[Items listed in a dataset]
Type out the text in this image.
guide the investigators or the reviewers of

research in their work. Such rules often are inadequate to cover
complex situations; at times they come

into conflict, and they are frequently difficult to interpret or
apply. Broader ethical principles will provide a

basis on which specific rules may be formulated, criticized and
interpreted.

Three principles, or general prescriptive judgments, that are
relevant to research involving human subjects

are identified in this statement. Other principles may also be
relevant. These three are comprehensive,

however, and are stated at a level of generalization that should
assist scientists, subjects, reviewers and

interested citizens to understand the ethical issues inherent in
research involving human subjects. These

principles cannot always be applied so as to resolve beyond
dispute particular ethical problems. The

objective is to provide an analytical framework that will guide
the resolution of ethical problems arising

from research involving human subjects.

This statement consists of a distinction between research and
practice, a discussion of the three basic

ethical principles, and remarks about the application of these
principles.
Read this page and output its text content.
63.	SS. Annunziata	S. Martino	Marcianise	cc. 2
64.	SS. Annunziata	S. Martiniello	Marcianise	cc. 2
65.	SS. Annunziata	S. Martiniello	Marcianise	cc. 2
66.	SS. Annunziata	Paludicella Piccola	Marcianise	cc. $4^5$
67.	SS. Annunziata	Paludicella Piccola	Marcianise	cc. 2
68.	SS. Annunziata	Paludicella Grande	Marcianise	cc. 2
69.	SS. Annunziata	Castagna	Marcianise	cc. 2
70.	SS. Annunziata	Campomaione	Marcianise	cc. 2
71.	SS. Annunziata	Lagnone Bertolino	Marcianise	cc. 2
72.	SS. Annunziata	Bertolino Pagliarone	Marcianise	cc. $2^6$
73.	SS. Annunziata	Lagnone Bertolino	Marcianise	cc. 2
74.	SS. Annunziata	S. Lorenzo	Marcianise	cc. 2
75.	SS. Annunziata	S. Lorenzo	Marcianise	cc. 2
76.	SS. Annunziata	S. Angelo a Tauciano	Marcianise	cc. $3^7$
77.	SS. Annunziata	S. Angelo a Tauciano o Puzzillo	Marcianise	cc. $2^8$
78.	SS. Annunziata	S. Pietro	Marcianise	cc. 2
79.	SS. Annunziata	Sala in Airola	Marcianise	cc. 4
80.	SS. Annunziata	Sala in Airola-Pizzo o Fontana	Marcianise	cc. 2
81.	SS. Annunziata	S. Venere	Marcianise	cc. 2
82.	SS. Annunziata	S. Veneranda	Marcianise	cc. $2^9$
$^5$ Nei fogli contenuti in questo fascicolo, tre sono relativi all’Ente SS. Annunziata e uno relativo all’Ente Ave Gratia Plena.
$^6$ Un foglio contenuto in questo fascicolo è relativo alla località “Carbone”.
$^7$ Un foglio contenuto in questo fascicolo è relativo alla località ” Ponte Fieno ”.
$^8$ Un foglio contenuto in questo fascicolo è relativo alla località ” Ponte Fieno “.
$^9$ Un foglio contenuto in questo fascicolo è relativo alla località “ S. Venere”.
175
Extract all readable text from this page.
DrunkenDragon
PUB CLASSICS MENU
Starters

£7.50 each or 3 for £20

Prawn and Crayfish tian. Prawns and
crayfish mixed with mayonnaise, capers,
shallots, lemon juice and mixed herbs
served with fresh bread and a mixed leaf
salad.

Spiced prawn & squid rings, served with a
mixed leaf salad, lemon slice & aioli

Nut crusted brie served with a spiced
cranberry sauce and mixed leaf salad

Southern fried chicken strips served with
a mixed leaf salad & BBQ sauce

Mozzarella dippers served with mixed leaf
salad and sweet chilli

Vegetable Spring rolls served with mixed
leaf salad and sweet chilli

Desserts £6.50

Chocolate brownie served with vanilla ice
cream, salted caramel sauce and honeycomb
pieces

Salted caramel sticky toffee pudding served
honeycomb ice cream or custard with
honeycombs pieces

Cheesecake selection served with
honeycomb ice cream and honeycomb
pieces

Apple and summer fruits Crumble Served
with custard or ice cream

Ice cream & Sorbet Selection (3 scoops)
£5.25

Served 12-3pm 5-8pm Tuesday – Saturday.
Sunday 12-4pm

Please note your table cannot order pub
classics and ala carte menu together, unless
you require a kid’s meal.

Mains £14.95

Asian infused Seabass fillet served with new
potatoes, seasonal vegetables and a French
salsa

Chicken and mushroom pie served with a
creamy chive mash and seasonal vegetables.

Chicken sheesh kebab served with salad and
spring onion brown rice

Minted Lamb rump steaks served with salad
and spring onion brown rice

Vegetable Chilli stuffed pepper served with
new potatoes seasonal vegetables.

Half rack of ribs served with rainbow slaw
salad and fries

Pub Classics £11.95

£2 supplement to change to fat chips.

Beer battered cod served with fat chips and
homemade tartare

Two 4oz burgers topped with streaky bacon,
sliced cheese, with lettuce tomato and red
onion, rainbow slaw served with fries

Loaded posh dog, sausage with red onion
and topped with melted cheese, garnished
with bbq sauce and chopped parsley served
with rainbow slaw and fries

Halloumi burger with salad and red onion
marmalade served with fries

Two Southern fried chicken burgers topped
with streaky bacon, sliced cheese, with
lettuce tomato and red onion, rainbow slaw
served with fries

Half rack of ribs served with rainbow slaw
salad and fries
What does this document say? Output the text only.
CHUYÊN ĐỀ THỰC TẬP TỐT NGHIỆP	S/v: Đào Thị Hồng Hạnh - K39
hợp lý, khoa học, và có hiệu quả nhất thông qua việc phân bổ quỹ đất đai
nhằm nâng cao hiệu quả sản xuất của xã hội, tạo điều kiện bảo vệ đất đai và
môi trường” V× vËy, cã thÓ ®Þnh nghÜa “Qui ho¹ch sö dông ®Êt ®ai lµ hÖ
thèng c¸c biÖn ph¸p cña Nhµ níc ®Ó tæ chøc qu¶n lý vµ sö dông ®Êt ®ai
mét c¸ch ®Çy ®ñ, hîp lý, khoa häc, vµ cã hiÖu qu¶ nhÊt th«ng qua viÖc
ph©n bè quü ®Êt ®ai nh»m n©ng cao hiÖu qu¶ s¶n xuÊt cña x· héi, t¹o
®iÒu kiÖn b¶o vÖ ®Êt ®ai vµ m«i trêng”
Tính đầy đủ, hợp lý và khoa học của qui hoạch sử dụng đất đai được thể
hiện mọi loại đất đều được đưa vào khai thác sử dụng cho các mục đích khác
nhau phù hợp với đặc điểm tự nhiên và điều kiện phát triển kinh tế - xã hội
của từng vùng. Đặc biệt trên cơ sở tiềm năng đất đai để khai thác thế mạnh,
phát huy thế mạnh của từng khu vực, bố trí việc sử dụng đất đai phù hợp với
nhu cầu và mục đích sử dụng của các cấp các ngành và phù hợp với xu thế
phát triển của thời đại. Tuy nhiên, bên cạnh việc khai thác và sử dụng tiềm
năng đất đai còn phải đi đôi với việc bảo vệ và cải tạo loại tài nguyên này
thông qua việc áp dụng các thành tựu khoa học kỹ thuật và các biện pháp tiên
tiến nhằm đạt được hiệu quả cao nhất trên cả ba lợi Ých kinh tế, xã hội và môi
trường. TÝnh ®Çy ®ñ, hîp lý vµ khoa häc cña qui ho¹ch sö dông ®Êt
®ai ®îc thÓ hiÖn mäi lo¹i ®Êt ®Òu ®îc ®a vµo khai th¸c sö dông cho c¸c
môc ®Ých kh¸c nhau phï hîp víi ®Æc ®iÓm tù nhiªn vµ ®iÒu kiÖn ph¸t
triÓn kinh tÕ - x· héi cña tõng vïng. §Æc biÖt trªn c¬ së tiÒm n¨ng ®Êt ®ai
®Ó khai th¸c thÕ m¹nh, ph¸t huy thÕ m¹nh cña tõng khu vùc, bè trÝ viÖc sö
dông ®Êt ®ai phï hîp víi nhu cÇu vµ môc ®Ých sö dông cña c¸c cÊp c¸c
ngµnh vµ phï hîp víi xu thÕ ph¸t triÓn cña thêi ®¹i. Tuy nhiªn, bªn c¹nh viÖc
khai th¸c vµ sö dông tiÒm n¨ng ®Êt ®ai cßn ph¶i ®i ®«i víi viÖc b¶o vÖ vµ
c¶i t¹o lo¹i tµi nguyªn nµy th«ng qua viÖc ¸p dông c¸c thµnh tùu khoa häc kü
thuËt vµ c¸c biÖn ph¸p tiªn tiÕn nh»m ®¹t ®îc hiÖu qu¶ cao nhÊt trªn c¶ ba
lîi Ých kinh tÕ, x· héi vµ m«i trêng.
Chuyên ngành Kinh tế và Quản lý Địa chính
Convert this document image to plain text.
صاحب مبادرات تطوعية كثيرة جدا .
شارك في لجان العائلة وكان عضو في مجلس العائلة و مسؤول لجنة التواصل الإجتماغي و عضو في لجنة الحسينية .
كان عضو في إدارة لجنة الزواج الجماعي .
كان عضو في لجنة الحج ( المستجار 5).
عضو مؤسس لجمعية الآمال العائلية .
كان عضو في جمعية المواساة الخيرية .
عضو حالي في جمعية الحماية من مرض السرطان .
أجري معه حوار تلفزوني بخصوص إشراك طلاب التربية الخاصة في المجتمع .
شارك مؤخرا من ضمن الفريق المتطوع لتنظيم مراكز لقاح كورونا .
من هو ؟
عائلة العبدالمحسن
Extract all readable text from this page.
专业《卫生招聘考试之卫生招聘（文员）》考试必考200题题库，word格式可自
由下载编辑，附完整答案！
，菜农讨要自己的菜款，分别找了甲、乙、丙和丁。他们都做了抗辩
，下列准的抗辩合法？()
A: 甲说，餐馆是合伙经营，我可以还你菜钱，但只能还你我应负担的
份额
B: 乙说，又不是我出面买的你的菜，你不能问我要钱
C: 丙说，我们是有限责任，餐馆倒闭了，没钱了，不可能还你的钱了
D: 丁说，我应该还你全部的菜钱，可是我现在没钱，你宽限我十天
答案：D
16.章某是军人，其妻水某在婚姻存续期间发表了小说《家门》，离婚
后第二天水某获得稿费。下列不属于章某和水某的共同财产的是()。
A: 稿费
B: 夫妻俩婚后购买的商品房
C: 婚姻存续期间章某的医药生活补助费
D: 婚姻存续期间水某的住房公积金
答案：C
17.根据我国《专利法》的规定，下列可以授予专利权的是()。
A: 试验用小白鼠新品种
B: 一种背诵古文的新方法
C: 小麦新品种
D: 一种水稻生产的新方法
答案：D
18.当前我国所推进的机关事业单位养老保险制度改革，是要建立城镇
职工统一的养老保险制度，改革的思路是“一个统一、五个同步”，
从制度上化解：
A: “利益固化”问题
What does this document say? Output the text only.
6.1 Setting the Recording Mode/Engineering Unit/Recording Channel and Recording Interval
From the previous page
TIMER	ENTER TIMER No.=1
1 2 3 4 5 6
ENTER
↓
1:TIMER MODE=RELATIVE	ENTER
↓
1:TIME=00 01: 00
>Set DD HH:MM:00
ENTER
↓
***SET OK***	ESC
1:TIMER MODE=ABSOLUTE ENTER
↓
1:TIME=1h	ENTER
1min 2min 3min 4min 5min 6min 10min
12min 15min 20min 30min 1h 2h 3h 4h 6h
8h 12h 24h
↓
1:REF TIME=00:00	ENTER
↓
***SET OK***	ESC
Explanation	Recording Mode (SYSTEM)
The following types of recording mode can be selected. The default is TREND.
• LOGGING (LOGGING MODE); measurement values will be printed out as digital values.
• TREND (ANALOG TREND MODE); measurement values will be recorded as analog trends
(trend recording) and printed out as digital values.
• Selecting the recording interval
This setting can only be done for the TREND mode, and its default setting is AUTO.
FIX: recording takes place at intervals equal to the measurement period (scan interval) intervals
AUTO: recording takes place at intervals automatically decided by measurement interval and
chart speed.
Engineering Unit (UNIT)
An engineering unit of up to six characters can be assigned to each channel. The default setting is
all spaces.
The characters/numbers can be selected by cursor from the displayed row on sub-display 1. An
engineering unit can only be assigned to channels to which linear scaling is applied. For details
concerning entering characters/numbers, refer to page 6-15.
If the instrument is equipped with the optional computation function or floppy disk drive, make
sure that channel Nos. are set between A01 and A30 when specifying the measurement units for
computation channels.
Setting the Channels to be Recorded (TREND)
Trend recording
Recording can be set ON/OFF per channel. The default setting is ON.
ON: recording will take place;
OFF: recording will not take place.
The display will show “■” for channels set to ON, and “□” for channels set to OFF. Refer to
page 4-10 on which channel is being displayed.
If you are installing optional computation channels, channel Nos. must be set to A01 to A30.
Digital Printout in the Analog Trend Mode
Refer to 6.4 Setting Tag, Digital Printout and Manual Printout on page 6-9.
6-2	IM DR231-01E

**Directive**.
Go through the entries and return each line where the word "việc" appears.

**Answer to this problem**.
hợp lý, khoa học, và có hiệu quả nhất thông qua việc phân bổ quỹ đất đai
phát huy thế mạnh của từng khu vực, bố trí việc sử dụng đất đai phù hợp với
phát triển của thời đại. Tuy nhiên, bên cạnh việc khai thác và sử dụng tiềm
năng đất đai còn phải đi đôi với việc bảo vệ và cải tạo loại tài nguyên này
thông qua việc áp dụng các thành tựu khoa học kỹ thuật và các biện pháp tiên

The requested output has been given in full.